Exercise prompt: Reproduce all the lines exactly as they stand, apart from the pictures.

The data:
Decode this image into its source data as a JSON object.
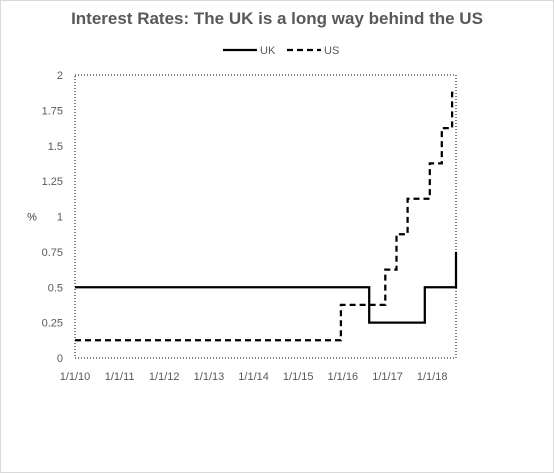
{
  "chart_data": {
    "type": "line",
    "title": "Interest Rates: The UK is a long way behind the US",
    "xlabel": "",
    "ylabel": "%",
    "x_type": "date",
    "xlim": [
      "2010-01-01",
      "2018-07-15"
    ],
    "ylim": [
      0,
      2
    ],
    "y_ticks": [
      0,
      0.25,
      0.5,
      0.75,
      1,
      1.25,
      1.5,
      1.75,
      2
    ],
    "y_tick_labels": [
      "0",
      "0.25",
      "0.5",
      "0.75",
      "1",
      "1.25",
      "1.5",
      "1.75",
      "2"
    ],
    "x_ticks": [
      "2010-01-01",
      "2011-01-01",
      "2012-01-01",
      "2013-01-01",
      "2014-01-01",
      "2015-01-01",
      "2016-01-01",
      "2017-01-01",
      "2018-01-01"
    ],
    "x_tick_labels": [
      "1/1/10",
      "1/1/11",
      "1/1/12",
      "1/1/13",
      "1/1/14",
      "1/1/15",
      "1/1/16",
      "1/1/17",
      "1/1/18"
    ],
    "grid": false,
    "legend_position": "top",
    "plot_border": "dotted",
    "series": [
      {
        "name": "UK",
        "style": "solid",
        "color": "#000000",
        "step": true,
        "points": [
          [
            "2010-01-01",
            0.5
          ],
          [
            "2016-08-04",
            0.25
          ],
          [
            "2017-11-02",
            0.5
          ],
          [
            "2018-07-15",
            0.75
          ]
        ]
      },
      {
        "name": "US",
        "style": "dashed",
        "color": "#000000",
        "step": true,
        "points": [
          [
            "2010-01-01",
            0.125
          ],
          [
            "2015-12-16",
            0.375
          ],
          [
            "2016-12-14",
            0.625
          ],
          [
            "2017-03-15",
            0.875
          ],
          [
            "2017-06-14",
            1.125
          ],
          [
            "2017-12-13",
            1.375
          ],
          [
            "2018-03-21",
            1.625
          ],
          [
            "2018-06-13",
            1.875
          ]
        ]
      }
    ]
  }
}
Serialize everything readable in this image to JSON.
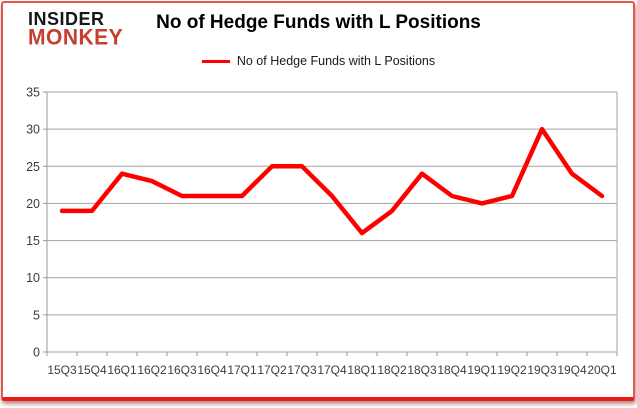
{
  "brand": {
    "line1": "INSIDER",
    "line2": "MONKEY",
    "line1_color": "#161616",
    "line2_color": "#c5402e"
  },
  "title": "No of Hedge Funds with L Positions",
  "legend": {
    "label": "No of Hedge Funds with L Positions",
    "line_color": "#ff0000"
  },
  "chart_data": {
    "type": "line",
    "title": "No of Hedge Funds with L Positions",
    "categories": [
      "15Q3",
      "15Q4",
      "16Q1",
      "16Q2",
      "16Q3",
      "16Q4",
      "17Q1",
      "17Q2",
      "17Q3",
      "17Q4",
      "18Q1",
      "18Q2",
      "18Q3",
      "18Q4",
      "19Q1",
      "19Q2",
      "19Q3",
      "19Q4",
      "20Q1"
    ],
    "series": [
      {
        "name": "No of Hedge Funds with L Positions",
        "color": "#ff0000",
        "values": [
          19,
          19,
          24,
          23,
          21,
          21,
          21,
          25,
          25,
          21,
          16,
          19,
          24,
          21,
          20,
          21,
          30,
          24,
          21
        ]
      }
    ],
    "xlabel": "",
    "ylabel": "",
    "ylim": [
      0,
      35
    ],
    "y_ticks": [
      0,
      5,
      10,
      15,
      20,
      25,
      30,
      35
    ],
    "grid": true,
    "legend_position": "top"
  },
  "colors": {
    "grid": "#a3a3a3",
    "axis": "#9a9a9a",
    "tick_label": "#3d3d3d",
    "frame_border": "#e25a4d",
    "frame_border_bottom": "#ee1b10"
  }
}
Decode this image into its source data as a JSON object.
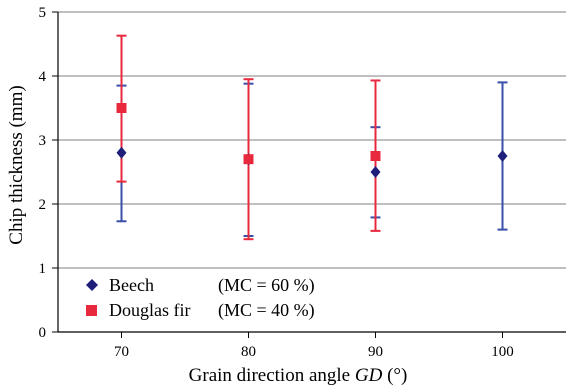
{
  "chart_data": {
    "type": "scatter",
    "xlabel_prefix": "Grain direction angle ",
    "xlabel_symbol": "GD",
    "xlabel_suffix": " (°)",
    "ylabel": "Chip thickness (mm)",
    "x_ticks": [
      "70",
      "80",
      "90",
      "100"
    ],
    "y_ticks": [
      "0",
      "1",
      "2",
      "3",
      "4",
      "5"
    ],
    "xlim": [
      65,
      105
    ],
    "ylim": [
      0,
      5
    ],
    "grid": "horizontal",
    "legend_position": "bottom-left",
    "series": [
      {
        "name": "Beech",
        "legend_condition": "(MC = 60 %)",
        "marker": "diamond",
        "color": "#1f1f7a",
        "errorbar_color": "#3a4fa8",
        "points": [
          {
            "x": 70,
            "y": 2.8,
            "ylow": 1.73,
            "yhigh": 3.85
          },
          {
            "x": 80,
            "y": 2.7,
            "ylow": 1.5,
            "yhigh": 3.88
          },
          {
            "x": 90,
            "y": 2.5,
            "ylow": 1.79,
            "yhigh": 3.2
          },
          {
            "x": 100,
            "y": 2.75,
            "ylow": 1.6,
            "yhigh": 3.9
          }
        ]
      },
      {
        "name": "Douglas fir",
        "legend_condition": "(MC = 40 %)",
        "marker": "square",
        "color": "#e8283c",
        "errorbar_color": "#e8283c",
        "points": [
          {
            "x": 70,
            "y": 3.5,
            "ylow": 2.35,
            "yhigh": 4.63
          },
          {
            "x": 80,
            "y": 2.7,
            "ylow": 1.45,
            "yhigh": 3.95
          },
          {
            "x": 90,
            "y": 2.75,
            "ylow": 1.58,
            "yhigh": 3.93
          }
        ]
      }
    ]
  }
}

Correct result:
Decode this image into its source data as a JSON object.
{
  "chart_data": {
    "type": "line",
    "title": "Interest Rates: The UK is a long way behind the US",
    "xlabel": "",
    "ylabel": "%",
    "x_type": "date",
    "xlim": [
      "2010-01-01",
      "2018-07-15"
    ],
    "ylim": [
      0,
      2
    ],
    "y_ticks": [
      0,
      0.25,
      0.5,
      0.75,
      1,
      1.25,
      1.5,
      1.75,
      2
    ],
    "y_tick_labels": [
      "0",
      "0.25",
      "0.5",
      "0.75",
      "1",
      "1.25",
      "1.5",
      "1.75",
      "2"
    ],
    "x_ticks": [
      "2010-01-01",
      "2011-01-01",
      "2012-01-01",
      "2013-01-01",
      "2014-01-01",
      "2015-01-01",
      "2016-01-01",
      "2017-01-01",
      "2018-01-01"
    ],
    "x_tick_labels": [
      "1/1/10",
      "1/1/11",
      "1/1/12",
      "1/1/13",
      "1/1/14",
      "1/1/15",
      "1/1/16",
      "1/1/17",
      "1/1/18"
    ],
    "grid": false,
    "legend_position": "top",
    "plot_border": "dotted",
    "series": [
      {
        "name": "UK",
        "style": "solid",
        "color": "#000000",
        "step": true,
        "points": [
          [
            "2010-01-01",
            0.5
          ],
          [
            "2016-08-04",
            0.25
          ],
          [
            "2017-11-02",
            0.5
          ],
          [
            "2018-07-15",
            0.75
          ]
        ]
      },
      {
        "name": "US",
        "style": "dashed",
        "color": "#000000",
        "step": true,
        "points": [
          [
            "2010-01-01",
            0.125
          ],
          [
            "2015-12-16",
            0.375
          ],
          [
            "2016-12-14",
            0.625
          ],
          [
            "2017-03-15",
            0.875
          ],
          [
            "2017-06-14",
            1.125
          ],
          [
            "2017-12-13",
            1.375
          ],
          [
            "2018-03-21",
            1.625
          ],
          [
            "2018-06-13",
            1.875
          ]
        ]
      }
    ]
  }
}
Serialize everything readable in this image to JSON.
{
  "brand": {
    "line1": "INSIDER",
    "line2": "MONKEY",
    "line1_color": "#161616",
    "line2_color": "#c5402e"
  },
  "title": "No of Hedge Funds with L Positions",
  "legend": {
    "label": "No of Hedge Funds with L Positions",
    "line_color": "#ff0000"
  },
  "chart_data": {
    "type": "line",
    "title": "No of Hedge Funds with L Positions",
    "categories": [
      "15Q3",
      "15Q4",
      "16Q1",
      "16Q2",
      "16Q3",
      "16Q4",
      "17Q1",
      "17Q2",
      "17Q3",
      "17Q4",
      "18Q1",
      "18Q2",
      "18Q3",
      "18Q4",
      "19Q1",
      "19Q2",
      "19Q3",
      "19Q4",
      "20Q1"
    ],
    "series": [
      {
        "name": "No of Hedge Funds with L Positions",
        "color": "#ff0000",
        "values": [
          19,
          19,
          24,
          23,
          21,
          21,
          21,
          25,
          25,
          21,
          16,
          19,
          24,
          21,
          20,
          21,
          30,
          24,
          21
        ]
      }
    ],
    "xlabel": "",
    "ylabel": "",
    "ylim": [
      0,
      35
    ],
    "y_ticks": [
      0,
      5,
      10,
      15,
      20,
      25,
      30,
      35
    ],
    "grid": true,
    "legend_position": "top"
  },
  "colors": {
    "grid": "#a3a3a3",
    "axis": "#9a9a9a",
    "tick_label": "#3d3d3d",
    "frame_border": "#e25a4d",
    "frame_border_bottom": "#ee1b10"
  }
}
Decode this image into its source data as a JSON object.
{
  "chart_data": {
    "type": "scatter",
    "xlabel_prefix": "Grain direction angle ",
    "xlabel_symbol": "GD",
    "xlabel_suffix": " (°)",
    "ylabel": "Chip thickness (mm)",
    "x_ticks": [
      "70",
      "80",
      "90",
      "100"
    ],
    "y_ticks": [
      "0",
      "1",
      "2",
      "3",
      "4",
      "5"
    ],
    "xlim": [
      65,
      105
    ],
    "ylim": [
      0,
      5
    ],
    "grid": "horizontal",
    "legend_position": "bottom-left",
    "series": [
      {
        "name": "Beech",
        "legend_condition": "(MC = 60 %)",
        "marker": "diamond",
        "color": "#1f1f7a",
        "errorbar_color": "#3a4fa8",
        "points": [
          {
            "x": 70,
            "y": 2.8,
            "ylow": 1.73,
            "yhigh": 3.85
          },
          {
            "x": 80,
            "y": 2.7,
            "ylow": 1.5,
            "yhigh": 3.88
          },
          {
            "x": 90,
            "y": 2.5,
            "ylow": 1.79,
            "yhigh": 3.2
          },
          {
            "x": 100,
            "y": 2.75,
            "ylow": 1.6,
            "yhigh": 3.9
          }
        ]
      },
      {
        "name": "Douglas fir",
        "legend_condition": "(MC = 40 %)",
        "marker": "square",
        "color": "#e8283c",
        "errorbar_color": "#e8283c",
        "points": [
          {
            "x": 70,
            "y": 3.5,
            "ylow": 2.35,
            "yhigh": 4.63
          },
          {
            "x": 80,
            "y": 2.7,
            "ylow": 1.45,
            "yhigh": 3.95
          },
          {
            "x": 90,
            "y": 2.75,
            "ylow": 1.58,
            "yhigh": 3.93
          }
        ]
      }
    ]
  }
}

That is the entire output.